Could you reproduce the narrative hook article below, between "Then there’s The" and "does exactly that.", inclusive, with "start to finish" replaced by "beginning to end"?

**Document text**
######

Hook! Hook! Where’s the Narrative Hook?


How do you find your narrative hook? Well, it’s probably not in stealing movie lines from Dustin Hoffman films. (And shame on you if you don’t know what I’m talking about.)

Writing Rule #39 can’t promise to make your narrative hook-designing life that easy. But it can make it somewhat more simplistic, as indicated below.

There’s really no genre-specific literary or non-fiction hooks out there.

Hooks are hooks. They set a whole lot of expectations for the rest of the read, but they hardly tell the whole tale. As such, a romantic beginning could lead to conclusions about the benefits of being single. Or an edge-of-your-seat opening could set up historical non-fiction. For Writing Rule #39, rules need not apply.

For all you rule followers out there, don’t panic. They definitely can apply here. The three examples I gave yesterday certainly show as much.

Take Lia Mack’s Waiting for Paint to Dry, which starts out with an introspective tone. And while it has its amusing aspects, it overall maintains that introspective tone all the way through. Largely meant as a self-help guide wrapped up in engaging fiction, Lia wrote Waiting for Paint to Dry as a rape survivor for rape survivors.

Kate Quinn’s Daughters of Rome starts out hinting at historical amounts of blood, pain and drama; and it ends the same way too – not quite with a cliffhanger finish, but still foreshadowing further impending doom. Good thing there’s a sequel. Three of them, actually.

Then there’s The Immortal Life of Henrietta Lacks by Rebecca Skloot, which carries the same genuine search for information from start to finish. It starts out implying that it’s going to explore the life and scientific ramifications of one woman, and it does exactly that.

So narrative hook traditionalists, feel free to not feel too free in designing your opening paragraphs. It’s just that if you want to get creative, you’re more than welcome to go that route as well.

There are perfectly great hooks out there that establish boring, mundane or relatable scenes, only to delve into drama, fantasy or otherwise extraordinary genre-suitable circumstances later.

One of the most entertaining spy romps I’ve ever bought, Once a Spy by Keith Thomson, works well to illustrate this possibility. The Chicago Sun-Times calls it, “Nonstop action, thrills, and more escapes than Houdini in his lifetime,” a description I’m not going to disagree with.

Yet the hook is absolutely ordinary.

Brooklyn was booming. Elsewhere. Drummond Clark’s block was still packed with boxy, soot-grayed houses, some settled at odd angles and all so close together they looked like one long soot-grayed building. At holiday time, the patchy displays of festive lights accentuated the cracks as much as anything.

On this bitter Christmas Eve, Drummond stood hunched in his small kitchen, alternatively green and red in the reflection of a neighbor’s tree, struggling to open a can of soup for dinner. He wondered how all the years had come to this. No friends. No family. He couldn’t remember the last time one of the neighbors had invited him in.

What’s the appeal of that hook? Admittedly, it’s helped a lot by the title and cover design, which features big, bold letters in red and white over an ominously dark image. But readers already know to expect that something’s going to change.

Will it be a spook jumping out of the shadows to say, “Boo!”?

Could there be some secret spy lair in Drummond Clarke’s basement?

How long will Keith Thomson drag out the dull details before he springs the real deal on us?

You could say this particular narrative hook plays on the reader’s natural – warranted – suspicion of the writer. Writers of the creative variety are emotion-manipulating, fact-obscuring little con artists. So if it seems like they’re hiding something, they probably are.

Curiosity kicks in, and the reader is hooked.

Or it could boil down to the equally natural desire to be better or smarter or faster. Some readers could see these opening paragraphs as a challenge. Can they figure out what’s going on before the writer means them to?

Bring it on! Challenge accepted.

There are really only two rules you absolutely need to follow when it comes to creating engaging opening paragraphs:

  1. Make it interesting.

  2. Make it fit.

Other than that, you’re the boss when it comes to designing your narrative hook.

######

**Information provided**
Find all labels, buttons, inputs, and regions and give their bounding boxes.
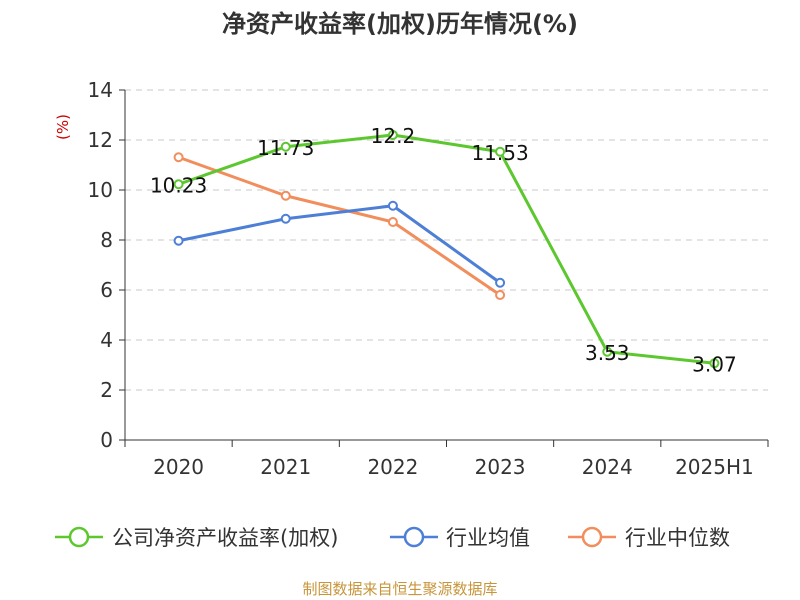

######

**Exercise output**
Then there’s The Immortal Life of Henrietta Lacks by Rebecca Skloot, which carries the same genuine search for information from beginning to end. It starts out implying that it’s going to explore the life and scientific ramifications of one woman, and it does exactly that.